Filter the lines below, copying only those with the string "nivel".

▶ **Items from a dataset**
-- Start --

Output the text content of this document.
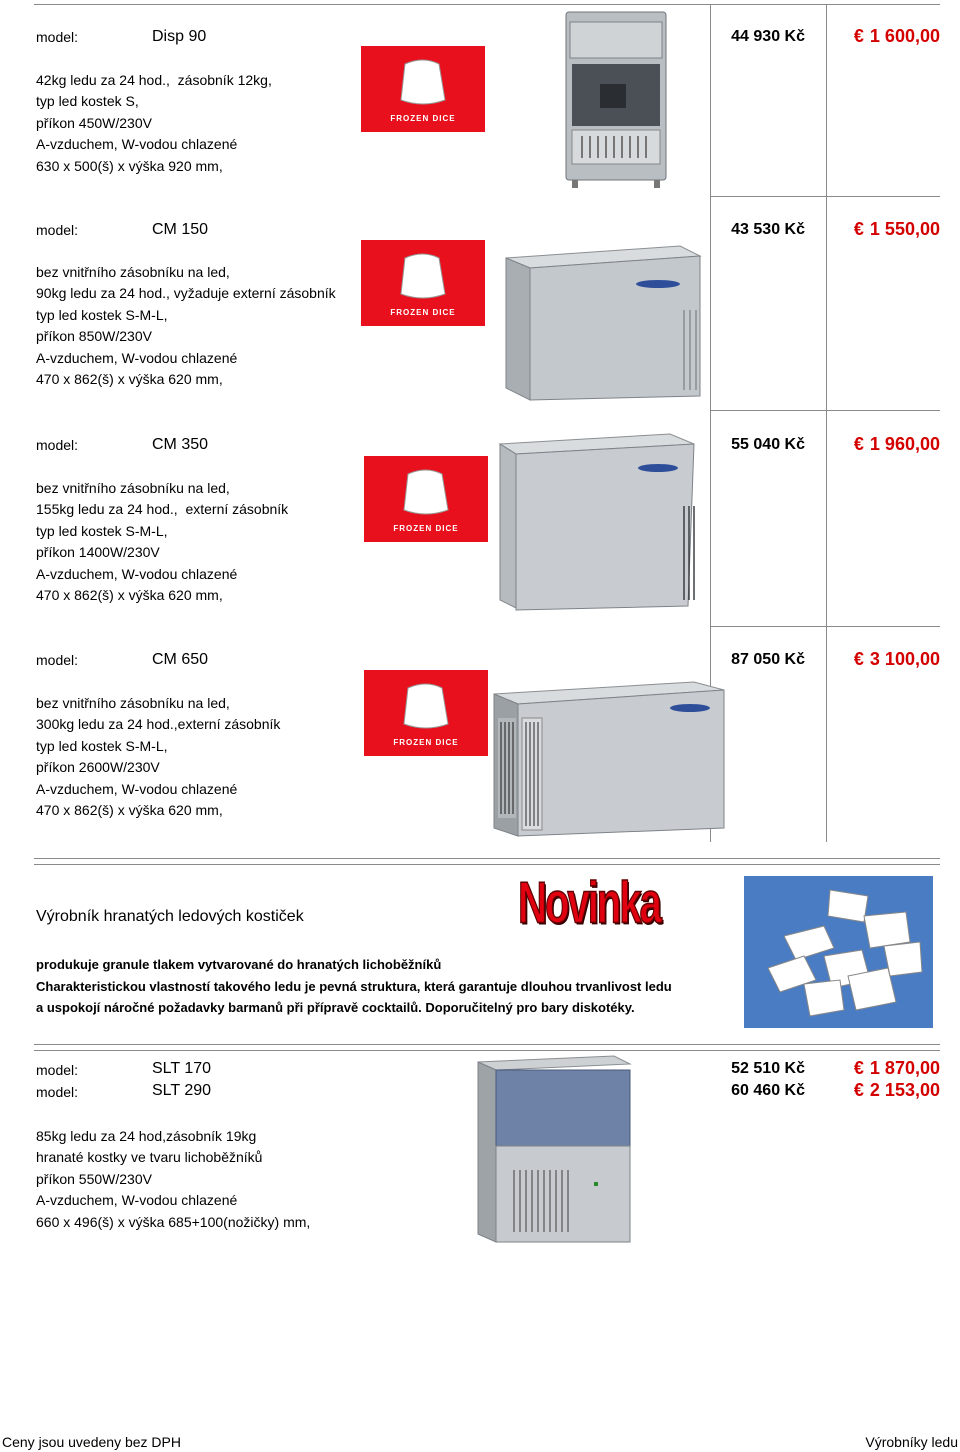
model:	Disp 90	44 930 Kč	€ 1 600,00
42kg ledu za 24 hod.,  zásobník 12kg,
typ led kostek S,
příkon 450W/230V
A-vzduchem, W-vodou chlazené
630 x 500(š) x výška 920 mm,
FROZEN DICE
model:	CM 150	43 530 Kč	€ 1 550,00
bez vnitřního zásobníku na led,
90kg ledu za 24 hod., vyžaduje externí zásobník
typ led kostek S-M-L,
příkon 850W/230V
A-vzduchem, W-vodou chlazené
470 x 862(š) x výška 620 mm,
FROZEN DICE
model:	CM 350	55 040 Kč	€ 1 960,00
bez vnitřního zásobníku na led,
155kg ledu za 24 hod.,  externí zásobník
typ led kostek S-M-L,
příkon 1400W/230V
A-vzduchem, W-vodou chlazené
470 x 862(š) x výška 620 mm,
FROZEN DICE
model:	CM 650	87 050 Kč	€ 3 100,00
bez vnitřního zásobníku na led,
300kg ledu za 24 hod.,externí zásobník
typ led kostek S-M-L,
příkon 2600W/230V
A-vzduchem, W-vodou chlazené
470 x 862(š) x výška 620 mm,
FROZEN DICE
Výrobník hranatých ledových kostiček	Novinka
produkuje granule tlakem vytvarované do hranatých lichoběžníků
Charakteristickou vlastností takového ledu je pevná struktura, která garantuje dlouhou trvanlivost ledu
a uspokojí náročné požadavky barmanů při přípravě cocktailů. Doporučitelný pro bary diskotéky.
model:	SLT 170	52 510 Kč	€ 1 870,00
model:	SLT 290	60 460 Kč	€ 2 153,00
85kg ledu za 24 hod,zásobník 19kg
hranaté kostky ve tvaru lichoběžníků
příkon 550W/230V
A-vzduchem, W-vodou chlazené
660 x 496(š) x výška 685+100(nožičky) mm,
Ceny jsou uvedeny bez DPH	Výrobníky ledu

-- End --
-- Start --

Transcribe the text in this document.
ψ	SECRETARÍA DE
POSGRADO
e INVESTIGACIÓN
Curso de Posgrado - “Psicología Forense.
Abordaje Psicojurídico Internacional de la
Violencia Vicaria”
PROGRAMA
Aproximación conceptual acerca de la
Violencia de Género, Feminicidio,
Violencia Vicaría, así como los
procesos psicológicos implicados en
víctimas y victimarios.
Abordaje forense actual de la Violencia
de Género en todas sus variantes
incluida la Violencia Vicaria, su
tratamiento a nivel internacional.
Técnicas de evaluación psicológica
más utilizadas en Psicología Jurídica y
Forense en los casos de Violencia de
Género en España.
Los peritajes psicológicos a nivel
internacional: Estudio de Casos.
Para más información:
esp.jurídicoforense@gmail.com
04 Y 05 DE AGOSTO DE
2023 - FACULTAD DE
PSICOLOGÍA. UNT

-- End --

▶ **SOLVED PROBLEM**
tratamiento a nivel internacional.
Los peritajes psicológicos a nivel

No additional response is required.